## Work to be completed
Write out the data again in full, exactly as it reads.

## Record excerpts
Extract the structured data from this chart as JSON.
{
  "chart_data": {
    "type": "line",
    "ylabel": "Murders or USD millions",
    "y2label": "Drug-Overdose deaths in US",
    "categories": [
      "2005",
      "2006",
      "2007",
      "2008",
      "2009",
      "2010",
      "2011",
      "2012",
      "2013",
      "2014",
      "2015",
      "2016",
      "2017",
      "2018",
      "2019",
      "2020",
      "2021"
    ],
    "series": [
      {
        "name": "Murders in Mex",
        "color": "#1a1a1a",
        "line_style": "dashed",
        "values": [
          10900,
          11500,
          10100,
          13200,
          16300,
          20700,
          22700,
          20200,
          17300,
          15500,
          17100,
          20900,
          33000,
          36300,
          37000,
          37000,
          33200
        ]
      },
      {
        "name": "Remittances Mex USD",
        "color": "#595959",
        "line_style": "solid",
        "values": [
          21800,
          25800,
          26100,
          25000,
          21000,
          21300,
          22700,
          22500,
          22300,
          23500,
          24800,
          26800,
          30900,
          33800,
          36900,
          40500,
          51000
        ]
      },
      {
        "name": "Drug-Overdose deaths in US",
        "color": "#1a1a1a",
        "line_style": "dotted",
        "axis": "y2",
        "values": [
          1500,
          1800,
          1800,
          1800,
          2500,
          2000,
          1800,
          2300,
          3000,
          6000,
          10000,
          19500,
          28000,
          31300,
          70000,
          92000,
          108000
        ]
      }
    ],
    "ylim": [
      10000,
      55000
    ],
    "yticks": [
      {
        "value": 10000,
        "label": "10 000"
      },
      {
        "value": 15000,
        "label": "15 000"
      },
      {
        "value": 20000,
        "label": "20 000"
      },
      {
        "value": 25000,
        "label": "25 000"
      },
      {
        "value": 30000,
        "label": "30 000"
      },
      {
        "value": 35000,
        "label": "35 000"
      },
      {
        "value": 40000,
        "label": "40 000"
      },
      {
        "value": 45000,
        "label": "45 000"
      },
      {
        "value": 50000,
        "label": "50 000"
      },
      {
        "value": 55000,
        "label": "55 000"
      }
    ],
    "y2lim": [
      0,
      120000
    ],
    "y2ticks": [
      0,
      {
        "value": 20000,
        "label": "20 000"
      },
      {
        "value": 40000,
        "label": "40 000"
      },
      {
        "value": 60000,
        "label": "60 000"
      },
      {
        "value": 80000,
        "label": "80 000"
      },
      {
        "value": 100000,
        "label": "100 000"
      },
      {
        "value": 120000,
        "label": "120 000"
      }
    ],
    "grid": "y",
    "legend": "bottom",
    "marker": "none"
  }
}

## The reply
Extract the structured data from this chart as JSON.
{
  "chart_data": {
    "type": "line",
    "ylabel": "Murders or USD millions",
    "y2label": "Drug-Overdose deaths in US",
    "categories": [
      "2005",
      "2006",
      "2007",
      "2008",
      "2009",
      "2010",
      "2011",
      "2012",
      "2013",
      "2014",
      "2015",
      "2016",
      "2017",
      "2018",
      "2019",
      "2020",
      "2021"
    ],
    "series": [
      {
        "name": "Murders in Mex",
        "color": "#1a1a1a",
        "line_style": "dashed",
        "values": [
          10900,
          11500,
          10100,
          13200,
          16300,
          20700,
          22700,
          20200,
          17300,
          15500,
          17100,
          20900,
          33000,
          36300,
          37000,
          37000,
          33200
        ]
      },
      {
        "name": "Remittances Mex USD",
        "color": "#595959",
        "line_style": "solid",
        "values": [
          21800,
          25800,
          26100,
          25000,
          21000,
          21300,
          22700,
          22500,
          22300,
          23500,
          24800,
          26800,
          30900,
          33800,
          36900,
          40500,
          51000
        ]
      },
      {
        "name": "Drug-Overdose deaths in US",
        "color": "#1a1a1a",
        "line_style": "dotted",
        "axis": "y2",
        "values": [
          1500,
          1800,
          1800,
          1800,
          2500,
          2000,
          1800,
          2300,
          3000,
          6000,
          10000,
          19500,
          28000,
          31300,
          70000,
          92000,
          108000
        ]
      }
    ],
    "ylim": [
      10000,
      55000
    ],
    "yticks": [
      {
        "value": 10000,
        "label": "10 000"
      },
      {
        "value": 15000,
        "label": "15 000"
      },
      {
        "value": 20000,
        "label": "20 000"
      },
      {
        "value": 25000,
        "label": "25 000"
      },
      {
        "value": 30000,
        "label": "30 000"
      },
      {
        "value": 35000,
        "label": "35 000"
      },
      {
        "value": 40000,
        "label": "40 000"
      },
      {
        "value": 45000,
        "label": "45 000"
      },
      {
        "value": 50000,
        "label": "50 000"
      },
      {
        "value": 55000,
        "label": "55 000"
      }
    ],
    "y2lim": [
      0,
      120000
    ],
    "y2ticks": [
      0,
      {
        "value": 20000,
        "label": "20 000"
      },
      {
        "value": 40000,
        "label": "40 000"
      },
      {
        "value": 60000,
        "label": "60 000"
      },
      {
        "value": 80000,
        "label": "80 000"
      },
      {
        "value": 100000,
        "label": "100 000"
      },
      {
        "value": 120000,
        "label": "120 000"
      }
    ],
    "grid": "y",
    "legend": "bottom",
    "marker": "none"
  }
}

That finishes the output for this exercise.